— BEGIN DATA PROVIDED —

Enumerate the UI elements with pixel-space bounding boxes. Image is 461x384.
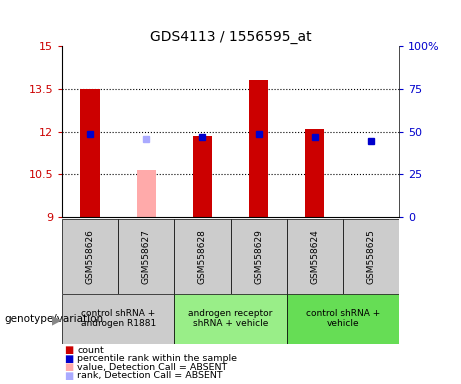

— END DATA PROVIDED —
— BEGIN DATA PROVIDED —

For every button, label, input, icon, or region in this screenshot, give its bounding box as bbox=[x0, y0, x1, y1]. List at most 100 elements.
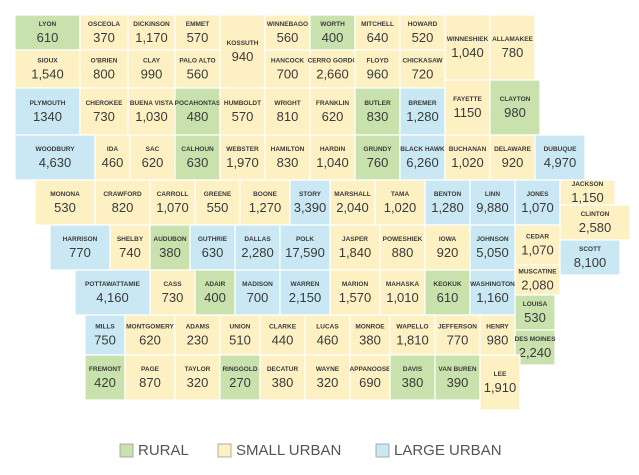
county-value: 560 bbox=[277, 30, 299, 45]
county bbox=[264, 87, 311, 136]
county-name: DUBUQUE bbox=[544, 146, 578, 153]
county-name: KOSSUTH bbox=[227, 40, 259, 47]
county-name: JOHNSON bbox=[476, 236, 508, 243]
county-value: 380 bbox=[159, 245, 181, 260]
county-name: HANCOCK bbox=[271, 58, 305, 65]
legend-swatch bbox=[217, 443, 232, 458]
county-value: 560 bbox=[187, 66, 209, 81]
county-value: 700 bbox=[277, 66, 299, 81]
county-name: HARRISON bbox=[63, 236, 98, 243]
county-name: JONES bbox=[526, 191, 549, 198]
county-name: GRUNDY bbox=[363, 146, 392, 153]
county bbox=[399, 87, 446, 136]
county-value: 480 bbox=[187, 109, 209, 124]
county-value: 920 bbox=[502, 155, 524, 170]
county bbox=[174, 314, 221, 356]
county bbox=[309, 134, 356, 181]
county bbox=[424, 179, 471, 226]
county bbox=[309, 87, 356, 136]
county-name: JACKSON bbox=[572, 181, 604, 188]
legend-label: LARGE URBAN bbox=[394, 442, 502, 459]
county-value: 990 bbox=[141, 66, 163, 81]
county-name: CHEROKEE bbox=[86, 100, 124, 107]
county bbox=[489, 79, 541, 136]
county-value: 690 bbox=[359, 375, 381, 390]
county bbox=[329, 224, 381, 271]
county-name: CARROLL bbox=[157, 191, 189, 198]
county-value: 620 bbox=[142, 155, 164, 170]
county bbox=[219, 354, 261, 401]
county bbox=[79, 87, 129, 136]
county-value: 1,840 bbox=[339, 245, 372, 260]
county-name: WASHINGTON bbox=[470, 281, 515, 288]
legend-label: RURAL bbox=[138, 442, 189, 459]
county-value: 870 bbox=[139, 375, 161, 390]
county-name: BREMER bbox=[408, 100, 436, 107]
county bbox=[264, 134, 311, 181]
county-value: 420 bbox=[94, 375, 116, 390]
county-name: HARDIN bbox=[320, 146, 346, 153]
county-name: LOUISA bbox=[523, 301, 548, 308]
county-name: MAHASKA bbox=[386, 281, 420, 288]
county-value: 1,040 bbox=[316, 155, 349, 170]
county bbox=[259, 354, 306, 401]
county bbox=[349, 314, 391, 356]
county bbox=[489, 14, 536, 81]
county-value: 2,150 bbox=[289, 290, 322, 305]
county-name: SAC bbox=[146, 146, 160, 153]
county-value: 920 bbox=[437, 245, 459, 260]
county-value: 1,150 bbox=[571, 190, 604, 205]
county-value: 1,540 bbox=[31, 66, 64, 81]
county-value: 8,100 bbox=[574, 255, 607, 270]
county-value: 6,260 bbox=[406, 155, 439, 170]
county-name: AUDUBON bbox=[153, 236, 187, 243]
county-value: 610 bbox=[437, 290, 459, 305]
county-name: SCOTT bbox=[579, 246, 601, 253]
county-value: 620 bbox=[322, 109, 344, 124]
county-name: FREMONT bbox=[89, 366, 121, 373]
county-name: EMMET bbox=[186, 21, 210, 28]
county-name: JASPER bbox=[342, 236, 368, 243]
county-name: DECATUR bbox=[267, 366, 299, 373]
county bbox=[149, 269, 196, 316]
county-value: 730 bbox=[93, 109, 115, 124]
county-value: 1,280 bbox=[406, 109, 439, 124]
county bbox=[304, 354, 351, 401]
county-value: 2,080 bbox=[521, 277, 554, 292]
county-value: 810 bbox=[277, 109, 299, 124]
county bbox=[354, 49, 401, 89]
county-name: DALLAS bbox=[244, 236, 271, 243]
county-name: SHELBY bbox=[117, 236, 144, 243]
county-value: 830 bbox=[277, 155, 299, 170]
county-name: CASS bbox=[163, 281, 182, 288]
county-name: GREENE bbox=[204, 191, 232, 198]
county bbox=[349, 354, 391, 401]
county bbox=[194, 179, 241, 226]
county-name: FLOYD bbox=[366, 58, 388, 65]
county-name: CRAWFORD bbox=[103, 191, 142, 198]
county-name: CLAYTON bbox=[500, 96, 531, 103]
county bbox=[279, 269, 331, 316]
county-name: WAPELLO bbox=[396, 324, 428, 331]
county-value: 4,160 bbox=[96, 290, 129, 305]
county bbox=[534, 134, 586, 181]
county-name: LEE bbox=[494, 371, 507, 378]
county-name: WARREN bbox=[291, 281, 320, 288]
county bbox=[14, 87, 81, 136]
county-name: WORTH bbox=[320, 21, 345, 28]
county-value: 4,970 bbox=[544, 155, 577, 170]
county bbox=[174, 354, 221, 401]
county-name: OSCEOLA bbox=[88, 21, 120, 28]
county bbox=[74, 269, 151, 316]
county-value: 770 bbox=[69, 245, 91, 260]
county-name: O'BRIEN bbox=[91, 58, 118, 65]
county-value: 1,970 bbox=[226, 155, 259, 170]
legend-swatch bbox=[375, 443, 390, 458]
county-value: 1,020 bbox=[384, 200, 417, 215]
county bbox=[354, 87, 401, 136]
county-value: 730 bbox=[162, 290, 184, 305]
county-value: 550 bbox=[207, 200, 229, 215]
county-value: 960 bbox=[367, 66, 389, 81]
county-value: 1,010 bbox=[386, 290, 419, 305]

— END DATA PROVIDED —

• EXERCISE INSTRUCTIONS:
Rewrite the stretch of material from the line containing "For every button, label, input, icon, or" through the line containing "county-value: 480 bbox=[187, 109, 209, 124]", renaming "county-name" to "county-label" and changing nothing else. Leave the pictures out.

• EXERCISE ANSWER:
For every button, label, input, icon, or region in this screenshot, give its bounding box as bbox=[x0, y0, x1, y1]. List at most 100 elements.
county-value: 560 bbox=[277, 30, 299, 45]
county bbox=[264, 87, 311, 136]
county-label: DUBUQUE bbox=[544, 146, 578, 153]
county-label: KOSSUTH bbox=[227, 40, 259, 47]
county-label: JOHNSON bbox=[476, 236, 508, 243]
county-value: 380 bbox=[159, 245, 181, 260]
county-label: HANCOCK bbox=[271, 58, 305, 65]
legend-swatch bbox=[217, 443, 232, 458]
county-value: 560 bbox=[187, 66, 209, 81]
county-value: 700 bbox=[277, 66, 299, 81]
county-label: HARRISON bbox=[63, 236, 98, 243]
county-label: JONES bbox=[526, 191, 549, 198]
county-label: GRUNDY bbox=[363, 146, 392, 153]
county bbox=[399, 87, 446, 136]
county-value: 480 bbox=[187, 109, 209, 124]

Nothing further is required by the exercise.